## Written problem
State the number of lines in these records holding "HDPE". Say nothing more.

(Dataset items)
################
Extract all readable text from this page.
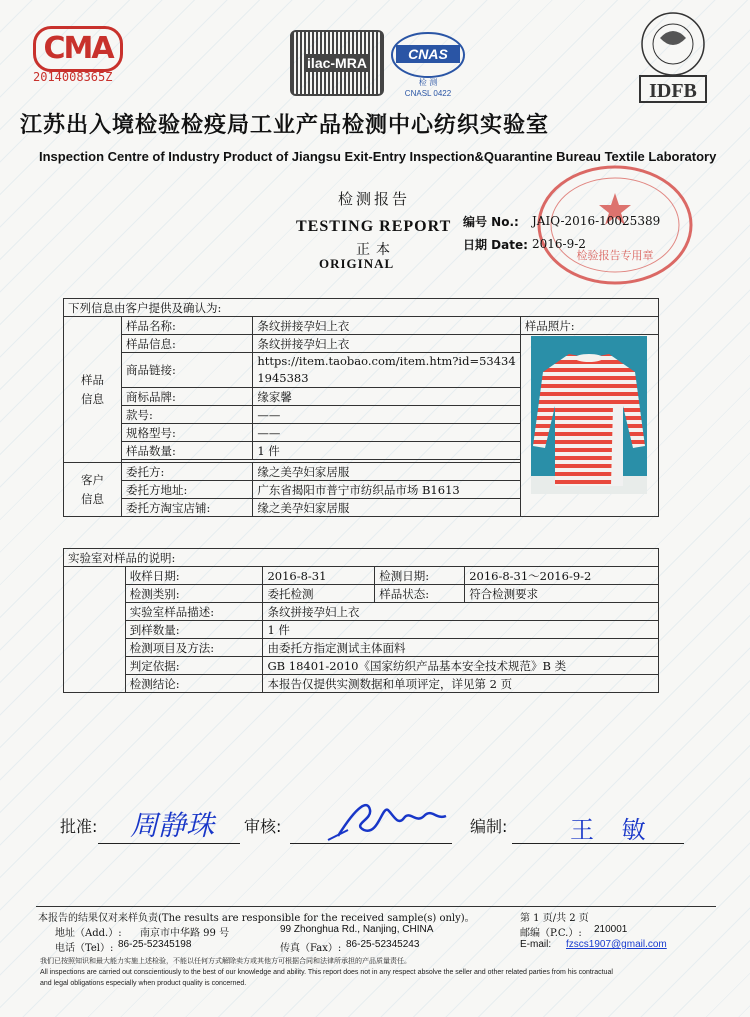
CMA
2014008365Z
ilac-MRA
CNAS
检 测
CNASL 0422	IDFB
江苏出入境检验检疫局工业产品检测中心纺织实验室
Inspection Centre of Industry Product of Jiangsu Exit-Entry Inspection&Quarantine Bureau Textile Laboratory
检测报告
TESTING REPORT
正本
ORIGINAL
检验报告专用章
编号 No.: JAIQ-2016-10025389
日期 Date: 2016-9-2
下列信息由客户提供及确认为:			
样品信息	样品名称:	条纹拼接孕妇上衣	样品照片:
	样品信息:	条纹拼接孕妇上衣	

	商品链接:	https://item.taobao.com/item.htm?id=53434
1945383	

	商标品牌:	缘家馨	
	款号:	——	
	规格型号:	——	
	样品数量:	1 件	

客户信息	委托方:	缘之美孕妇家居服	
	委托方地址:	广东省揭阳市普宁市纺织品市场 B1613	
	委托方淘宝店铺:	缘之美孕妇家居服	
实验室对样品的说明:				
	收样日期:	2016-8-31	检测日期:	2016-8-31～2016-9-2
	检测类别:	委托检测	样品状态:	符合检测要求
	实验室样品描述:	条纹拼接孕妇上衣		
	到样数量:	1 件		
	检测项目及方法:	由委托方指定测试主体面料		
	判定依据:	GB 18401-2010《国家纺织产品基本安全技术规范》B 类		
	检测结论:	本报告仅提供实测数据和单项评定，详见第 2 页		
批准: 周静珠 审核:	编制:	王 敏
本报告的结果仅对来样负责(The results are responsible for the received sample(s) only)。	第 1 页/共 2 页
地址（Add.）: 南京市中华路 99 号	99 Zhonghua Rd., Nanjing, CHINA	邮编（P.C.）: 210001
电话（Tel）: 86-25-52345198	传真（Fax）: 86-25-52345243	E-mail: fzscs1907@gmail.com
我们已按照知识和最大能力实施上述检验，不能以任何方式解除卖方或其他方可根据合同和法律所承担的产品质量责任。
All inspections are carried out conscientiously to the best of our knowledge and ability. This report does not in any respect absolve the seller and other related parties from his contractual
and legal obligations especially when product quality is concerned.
################
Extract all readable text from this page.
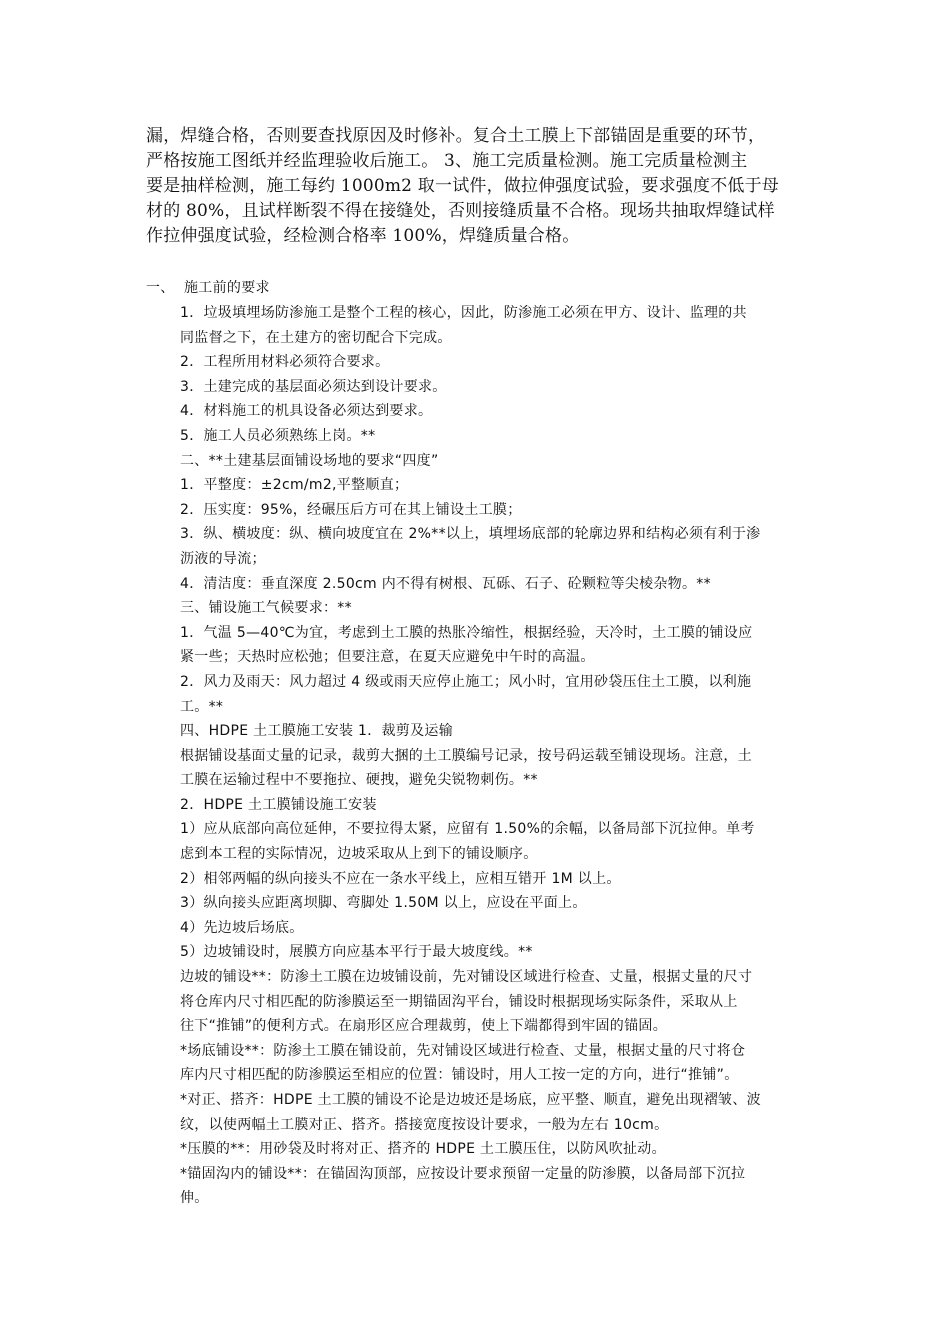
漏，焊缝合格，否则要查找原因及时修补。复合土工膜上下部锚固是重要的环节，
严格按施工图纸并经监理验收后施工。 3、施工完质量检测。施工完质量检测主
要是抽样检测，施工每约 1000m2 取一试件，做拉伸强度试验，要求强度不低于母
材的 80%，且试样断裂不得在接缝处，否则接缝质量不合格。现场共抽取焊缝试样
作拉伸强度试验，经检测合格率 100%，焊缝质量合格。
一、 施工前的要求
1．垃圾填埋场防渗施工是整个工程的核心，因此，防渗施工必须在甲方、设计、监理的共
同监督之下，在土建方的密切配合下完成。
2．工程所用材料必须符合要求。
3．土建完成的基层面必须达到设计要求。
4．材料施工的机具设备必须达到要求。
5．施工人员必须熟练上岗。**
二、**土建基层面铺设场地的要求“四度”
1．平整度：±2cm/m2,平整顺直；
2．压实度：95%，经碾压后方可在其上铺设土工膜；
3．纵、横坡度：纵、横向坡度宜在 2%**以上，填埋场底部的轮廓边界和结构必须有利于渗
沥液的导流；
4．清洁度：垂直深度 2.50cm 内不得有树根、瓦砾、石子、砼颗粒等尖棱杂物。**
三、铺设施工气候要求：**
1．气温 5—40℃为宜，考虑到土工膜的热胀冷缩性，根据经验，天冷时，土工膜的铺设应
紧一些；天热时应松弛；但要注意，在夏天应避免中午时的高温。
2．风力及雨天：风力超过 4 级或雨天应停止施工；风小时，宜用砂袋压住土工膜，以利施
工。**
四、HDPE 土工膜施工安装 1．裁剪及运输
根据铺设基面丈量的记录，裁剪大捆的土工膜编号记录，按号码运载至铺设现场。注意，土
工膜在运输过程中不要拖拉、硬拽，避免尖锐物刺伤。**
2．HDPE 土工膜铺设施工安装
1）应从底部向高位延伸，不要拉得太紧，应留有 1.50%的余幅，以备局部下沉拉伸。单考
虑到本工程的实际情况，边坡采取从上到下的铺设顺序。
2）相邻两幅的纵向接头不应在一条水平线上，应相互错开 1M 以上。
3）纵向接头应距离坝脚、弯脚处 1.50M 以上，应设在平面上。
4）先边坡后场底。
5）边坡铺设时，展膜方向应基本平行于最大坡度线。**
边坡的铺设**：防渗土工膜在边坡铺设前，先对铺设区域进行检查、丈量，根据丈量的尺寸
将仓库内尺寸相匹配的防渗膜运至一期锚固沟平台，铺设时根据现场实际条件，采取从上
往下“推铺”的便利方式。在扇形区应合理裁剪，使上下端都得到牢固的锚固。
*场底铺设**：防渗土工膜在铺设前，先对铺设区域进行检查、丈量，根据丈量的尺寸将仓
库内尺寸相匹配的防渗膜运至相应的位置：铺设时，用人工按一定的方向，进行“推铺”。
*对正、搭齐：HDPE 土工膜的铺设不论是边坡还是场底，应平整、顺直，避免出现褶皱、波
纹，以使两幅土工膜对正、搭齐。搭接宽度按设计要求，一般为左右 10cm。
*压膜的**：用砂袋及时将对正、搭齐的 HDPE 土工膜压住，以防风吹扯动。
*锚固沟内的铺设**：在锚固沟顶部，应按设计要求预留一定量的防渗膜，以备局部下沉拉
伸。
################
## Result of this exercise
4